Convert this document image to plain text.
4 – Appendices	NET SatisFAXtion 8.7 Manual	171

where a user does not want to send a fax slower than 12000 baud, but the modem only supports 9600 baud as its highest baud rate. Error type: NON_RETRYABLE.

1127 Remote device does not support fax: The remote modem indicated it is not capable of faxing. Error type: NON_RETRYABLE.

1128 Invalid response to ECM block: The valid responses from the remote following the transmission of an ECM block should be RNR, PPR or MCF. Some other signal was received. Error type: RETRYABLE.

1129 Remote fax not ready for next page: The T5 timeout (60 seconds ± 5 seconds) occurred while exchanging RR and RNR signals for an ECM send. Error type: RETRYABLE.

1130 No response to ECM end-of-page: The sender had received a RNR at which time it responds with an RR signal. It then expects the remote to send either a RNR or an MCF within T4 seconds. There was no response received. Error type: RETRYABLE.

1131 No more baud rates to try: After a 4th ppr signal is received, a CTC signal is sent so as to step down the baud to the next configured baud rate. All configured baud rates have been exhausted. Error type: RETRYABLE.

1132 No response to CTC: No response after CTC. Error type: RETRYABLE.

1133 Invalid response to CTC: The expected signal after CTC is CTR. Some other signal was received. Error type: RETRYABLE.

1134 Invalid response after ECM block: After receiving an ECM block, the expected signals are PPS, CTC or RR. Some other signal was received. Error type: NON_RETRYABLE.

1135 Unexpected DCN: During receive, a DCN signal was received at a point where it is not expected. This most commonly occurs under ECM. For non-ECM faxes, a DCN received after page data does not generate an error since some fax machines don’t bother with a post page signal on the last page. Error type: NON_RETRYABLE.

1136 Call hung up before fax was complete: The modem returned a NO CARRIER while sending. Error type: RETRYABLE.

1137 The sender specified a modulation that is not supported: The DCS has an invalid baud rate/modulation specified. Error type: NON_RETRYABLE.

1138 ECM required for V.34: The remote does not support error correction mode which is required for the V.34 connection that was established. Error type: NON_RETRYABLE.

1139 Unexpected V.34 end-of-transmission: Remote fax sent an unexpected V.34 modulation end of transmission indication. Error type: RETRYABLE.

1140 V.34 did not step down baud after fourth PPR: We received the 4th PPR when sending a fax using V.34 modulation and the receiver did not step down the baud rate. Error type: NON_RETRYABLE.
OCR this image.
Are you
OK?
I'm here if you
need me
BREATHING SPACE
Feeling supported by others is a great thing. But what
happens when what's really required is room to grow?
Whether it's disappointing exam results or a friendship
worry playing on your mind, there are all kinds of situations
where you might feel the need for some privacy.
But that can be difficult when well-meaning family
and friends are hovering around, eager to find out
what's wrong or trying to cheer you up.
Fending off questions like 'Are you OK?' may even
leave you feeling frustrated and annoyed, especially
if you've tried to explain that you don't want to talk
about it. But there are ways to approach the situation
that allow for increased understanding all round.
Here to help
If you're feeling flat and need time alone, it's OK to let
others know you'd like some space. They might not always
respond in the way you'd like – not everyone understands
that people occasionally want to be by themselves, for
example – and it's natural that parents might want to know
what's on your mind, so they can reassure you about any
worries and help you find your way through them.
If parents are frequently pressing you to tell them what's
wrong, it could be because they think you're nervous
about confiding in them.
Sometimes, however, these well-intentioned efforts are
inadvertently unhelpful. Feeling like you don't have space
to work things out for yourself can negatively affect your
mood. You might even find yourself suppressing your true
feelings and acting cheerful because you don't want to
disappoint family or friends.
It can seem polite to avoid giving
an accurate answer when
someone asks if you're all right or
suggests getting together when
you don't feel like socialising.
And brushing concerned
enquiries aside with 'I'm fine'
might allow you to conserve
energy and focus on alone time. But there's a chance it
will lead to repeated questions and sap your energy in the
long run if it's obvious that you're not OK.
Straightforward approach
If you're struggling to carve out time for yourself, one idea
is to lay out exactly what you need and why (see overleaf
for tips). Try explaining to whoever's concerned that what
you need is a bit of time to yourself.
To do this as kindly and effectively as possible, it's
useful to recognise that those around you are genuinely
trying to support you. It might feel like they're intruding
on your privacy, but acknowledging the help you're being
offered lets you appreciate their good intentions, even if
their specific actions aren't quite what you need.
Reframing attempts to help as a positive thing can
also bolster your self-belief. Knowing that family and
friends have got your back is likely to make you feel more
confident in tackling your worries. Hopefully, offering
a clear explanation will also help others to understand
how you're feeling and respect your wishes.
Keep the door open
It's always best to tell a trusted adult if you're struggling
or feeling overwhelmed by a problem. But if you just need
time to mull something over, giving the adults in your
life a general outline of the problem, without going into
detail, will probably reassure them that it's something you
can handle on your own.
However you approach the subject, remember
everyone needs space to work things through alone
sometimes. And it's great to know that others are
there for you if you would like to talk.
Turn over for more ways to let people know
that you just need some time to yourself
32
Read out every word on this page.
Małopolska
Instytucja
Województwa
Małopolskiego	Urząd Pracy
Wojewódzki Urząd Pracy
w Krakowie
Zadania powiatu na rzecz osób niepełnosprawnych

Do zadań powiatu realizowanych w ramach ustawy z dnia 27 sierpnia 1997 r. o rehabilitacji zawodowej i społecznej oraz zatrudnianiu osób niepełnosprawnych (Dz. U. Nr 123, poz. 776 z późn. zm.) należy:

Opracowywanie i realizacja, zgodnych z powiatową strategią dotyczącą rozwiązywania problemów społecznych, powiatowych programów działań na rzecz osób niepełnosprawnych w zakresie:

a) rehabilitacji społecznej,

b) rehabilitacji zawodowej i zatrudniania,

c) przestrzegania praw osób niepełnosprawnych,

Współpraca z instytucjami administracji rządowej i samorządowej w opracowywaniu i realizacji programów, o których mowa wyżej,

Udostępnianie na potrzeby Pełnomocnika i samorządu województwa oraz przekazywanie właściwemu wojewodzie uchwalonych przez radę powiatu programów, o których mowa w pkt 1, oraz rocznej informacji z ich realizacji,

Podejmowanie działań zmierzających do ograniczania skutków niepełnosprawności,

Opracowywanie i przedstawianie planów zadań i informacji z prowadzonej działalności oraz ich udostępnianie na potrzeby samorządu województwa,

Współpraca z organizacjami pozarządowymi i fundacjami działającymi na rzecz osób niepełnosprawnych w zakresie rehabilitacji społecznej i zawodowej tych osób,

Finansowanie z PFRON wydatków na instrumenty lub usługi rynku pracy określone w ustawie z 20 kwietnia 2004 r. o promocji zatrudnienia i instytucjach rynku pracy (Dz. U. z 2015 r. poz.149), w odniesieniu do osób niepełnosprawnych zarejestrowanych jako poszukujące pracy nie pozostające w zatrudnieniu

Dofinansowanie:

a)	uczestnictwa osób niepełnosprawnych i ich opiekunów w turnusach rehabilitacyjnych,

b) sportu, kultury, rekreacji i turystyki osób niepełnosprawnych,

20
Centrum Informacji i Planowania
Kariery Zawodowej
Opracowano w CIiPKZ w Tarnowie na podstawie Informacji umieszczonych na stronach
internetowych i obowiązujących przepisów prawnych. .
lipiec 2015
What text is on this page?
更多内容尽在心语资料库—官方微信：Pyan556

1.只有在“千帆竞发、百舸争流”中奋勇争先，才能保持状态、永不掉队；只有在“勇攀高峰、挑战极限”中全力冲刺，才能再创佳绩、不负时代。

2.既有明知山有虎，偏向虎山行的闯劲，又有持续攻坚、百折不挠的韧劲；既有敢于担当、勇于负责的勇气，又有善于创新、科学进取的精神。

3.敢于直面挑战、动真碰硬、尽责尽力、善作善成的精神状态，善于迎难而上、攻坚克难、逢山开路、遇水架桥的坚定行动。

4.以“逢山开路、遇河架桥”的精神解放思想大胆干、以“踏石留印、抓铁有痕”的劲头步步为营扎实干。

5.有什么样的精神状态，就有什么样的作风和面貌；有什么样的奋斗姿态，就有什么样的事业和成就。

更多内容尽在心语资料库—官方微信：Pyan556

**WHAT THE TASK REQUIRES**
Search the lines above for the string "逢山开路", then show every one that has it.

**SOLUTION TO THIS PROBLEM**
3.敢于直面挑战、动真碰硬、尽责尽力、善作善成的精神状态，善于迎难而上、攻坚克难、逢山开路、遇水架桥的坚定行动。
4.以“逢山开路、遇河架桥”的精神解放思想大胆干、以“踏石留印、抓铁有痕”的劲头步步为营扎实干。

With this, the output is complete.